■ Task to carry out
Lift out all lines below that contain "possible".

■ Records to use
□ □ □

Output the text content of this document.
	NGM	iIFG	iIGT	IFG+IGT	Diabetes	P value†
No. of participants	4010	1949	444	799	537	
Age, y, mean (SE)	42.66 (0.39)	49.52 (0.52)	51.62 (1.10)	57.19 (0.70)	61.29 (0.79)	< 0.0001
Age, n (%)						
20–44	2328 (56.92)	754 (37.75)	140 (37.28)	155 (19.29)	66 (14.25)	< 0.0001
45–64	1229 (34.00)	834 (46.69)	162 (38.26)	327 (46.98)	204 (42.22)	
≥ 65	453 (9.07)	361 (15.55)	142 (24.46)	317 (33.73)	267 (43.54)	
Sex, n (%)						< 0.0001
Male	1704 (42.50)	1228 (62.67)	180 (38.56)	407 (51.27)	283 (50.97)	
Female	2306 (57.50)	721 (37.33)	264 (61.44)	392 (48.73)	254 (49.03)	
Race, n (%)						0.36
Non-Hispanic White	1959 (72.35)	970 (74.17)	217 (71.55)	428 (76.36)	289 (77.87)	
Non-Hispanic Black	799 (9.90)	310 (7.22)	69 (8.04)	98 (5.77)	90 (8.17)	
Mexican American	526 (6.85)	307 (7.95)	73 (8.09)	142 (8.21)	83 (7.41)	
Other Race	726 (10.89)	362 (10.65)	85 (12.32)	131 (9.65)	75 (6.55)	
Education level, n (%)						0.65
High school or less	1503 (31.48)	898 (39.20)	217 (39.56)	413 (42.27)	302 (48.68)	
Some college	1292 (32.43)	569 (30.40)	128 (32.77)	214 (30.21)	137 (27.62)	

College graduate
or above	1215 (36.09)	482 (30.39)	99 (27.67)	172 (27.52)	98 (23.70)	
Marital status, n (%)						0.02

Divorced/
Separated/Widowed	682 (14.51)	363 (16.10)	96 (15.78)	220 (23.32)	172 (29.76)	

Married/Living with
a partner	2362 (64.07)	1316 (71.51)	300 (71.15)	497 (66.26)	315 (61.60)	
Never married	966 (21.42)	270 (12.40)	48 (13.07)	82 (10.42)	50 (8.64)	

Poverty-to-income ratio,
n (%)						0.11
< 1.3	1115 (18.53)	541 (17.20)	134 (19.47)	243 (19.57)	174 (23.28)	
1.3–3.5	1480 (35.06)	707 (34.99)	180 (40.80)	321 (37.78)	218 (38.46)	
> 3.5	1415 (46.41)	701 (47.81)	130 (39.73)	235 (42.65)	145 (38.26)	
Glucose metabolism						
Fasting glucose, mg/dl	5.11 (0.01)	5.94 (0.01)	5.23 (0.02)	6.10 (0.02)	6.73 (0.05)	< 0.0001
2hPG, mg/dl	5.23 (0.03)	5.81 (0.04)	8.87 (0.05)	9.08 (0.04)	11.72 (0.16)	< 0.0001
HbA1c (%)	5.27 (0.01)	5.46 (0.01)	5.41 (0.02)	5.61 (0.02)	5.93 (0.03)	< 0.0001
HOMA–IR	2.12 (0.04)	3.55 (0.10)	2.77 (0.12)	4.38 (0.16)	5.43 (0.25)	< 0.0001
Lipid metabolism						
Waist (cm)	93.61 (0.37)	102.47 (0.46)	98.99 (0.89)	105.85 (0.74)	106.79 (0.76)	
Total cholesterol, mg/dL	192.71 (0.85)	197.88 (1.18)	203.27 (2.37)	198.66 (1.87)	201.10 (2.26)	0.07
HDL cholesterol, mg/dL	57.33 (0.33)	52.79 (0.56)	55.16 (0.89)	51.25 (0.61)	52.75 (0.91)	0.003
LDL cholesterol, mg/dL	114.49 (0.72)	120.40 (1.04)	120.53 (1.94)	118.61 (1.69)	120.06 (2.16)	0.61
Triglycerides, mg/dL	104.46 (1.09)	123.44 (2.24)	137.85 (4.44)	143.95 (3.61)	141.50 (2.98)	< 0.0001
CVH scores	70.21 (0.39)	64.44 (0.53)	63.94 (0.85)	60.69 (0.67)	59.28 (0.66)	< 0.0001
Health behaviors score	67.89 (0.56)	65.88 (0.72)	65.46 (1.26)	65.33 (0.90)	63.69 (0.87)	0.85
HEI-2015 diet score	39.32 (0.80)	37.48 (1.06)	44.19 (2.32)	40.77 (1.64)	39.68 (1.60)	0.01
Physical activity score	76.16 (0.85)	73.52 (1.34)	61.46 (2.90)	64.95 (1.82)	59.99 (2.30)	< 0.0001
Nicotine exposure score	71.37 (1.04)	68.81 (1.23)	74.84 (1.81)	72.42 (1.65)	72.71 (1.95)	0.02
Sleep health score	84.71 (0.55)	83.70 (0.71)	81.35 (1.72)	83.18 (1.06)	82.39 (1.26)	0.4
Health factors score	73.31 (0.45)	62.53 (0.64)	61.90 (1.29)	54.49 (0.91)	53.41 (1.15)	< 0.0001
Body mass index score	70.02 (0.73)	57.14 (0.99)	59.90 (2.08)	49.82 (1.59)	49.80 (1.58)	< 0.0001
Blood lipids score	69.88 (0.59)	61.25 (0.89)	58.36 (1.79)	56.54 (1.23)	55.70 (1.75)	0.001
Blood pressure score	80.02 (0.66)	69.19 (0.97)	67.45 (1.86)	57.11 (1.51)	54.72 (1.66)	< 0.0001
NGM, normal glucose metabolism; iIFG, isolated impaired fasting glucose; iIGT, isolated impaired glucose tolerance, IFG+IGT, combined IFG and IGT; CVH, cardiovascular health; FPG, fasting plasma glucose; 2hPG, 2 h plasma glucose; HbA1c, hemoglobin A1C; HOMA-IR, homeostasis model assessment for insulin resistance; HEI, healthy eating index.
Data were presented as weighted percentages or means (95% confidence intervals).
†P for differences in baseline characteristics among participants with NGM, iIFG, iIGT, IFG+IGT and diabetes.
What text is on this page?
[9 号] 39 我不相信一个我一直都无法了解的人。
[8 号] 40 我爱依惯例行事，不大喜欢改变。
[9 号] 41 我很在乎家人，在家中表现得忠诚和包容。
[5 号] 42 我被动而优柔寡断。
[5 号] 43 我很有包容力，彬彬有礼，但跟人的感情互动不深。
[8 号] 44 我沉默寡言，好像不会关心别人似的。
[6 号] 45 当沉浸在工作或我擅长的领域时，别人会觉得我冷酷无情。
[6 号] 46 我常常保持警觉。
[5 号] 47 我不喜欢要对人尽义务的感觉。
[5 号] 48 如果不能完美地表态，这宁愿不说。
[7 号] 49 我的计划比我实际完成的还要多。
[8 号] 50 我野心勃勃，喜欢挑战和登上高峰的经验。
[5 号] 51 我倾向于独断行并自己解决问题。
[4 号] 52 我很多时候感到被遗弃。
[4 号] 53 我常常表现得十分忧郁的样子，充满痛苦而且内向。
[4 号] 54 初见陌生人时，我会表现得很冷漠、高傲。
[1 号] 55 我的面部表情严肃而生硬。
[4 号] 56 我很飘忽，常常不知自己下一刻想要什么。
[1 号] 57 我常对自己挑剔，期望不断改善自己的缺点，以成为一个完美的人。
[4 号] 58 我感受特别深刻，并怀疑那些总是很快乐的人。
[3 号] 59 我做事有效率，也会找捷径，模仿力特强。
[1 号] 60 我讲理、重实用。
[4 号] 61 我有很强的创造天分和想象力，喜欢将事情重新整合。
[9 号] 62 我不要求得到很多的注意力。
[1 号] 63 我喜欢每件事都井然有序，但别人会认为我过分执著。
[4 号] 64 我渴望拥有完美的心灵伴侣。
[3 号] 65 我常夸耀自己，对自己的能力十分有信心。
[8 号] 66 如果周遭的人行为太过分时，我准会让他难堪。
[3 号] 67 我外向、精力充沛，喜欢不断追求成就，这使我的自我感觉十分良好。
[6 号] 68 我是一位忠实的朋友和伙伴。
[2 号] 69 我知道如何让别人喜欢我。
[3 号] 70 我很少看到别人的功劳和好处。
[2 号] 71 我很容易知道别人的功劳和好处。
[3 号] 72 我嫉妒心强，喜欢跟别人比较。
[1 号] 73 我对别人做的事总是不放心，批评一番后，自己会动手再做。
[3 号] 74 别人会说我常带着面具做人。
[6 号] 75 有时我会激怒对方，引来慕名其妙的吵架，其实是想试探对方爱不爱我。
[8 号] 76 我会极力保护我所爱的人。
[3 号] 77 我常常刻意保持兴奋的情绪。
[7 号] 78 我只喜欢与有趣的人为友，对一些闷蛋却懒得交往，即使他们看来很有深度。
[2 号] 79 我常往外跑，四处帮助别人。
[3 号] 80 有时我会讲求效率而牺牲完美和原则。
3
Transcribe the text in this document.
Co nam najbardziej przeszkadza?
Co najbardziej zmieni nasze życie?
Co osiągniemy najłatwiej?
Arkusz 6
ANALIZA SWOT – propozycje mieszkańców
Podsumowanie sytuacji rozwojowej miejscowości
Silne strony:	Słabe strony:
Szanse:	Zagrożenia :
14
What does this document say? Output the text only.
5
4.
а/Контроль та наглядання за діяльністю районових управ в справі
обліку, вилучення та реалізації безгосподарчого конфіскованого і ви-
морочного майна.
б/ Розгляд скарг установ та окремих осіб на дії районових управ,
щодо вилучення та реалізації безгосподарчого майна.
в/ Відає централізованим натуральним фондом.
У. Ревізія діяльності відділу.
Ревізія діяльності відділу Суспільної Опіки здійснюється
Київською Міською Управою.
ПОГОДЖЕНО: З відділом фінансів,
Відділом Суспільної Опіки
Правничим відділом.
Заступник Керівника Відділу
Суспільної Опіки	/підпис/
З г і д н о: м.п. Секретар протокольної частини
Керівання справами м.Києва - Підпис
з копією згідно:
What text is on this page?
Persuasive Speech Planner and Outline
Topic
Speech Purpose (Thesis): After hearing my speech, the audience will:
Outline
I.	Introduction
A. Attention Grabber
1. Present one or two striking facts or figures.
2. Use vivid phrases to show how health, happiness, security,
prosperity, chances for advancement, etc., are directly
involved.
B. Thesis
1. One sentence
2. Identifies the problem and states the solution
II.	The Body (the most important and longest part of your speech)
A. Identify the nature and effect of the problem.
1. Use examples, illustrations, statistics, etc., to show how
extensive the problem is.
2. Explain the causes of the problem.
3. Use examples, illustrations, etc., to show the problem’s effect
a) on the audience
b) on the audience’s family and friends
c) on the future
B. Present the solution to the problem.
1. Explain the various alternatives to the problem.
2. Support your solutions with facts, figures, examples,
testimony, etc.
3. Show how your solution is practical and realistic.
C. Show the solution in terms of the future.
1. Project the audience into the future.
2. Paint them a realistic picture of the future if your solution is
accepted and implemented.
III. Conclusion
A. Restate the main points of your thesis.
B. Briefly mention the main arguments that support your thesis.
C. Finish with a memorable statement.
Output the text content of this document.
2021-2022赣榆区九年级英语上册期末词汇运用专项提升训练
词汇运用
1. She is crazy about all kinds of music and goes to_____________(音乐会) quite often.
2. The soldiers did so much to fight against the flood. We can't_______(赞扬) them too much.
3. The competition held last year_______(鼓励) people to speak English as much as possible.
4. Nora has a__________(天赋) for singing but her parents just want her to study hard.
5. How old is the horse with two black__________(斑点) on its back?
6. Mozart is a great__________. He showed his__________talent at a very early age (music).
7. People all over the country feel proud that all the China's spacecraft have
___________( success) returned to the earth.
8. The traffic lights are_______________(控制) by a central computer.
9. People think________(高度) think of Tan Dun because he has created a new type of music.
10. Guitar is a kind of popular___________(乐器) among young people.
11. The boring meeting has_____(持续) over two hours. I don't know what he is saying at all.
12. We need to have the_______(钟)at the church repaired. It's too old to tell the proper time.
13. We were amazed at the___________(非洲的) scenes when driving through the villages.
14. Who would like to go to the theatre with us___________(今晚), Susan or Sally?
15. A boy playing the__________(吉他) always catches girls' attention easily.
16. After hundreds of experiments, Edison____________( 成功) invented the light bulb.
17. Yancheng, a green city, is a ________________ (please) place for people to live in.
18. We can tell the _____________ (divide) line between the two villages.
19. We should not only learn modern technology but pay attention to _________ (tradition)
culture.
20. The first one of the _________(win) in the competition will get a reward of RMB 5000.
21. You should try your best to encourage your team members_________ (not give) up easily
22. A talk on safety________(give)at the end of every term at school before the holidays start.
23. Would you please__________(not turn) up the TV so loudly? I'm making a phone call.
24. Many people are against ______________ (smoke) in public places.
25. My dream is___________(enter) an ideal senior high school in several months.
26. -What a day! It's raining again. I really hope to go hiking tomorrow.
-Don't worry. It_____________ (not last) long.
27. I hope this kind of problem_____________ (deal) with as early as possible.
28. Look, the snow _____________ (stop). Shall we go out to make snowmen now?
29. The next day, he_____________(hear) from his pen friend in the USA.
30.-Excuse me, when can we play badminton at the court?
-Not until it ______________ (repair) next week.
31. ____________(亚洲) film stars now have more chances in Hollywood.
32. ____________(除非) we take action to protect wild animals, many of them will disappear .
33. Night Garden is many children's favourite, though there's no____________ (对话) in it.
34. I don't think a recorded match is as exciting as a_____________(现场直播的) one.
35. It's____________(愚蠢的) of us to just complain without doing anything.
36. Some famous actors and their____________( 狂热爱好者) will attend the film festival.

□ □ □

■ Answer to this task
3. The competition held last year_______(鼓励) people to speak English as much as possible.
27. I hope this kind of problem_____________ (deal) with as early as possible.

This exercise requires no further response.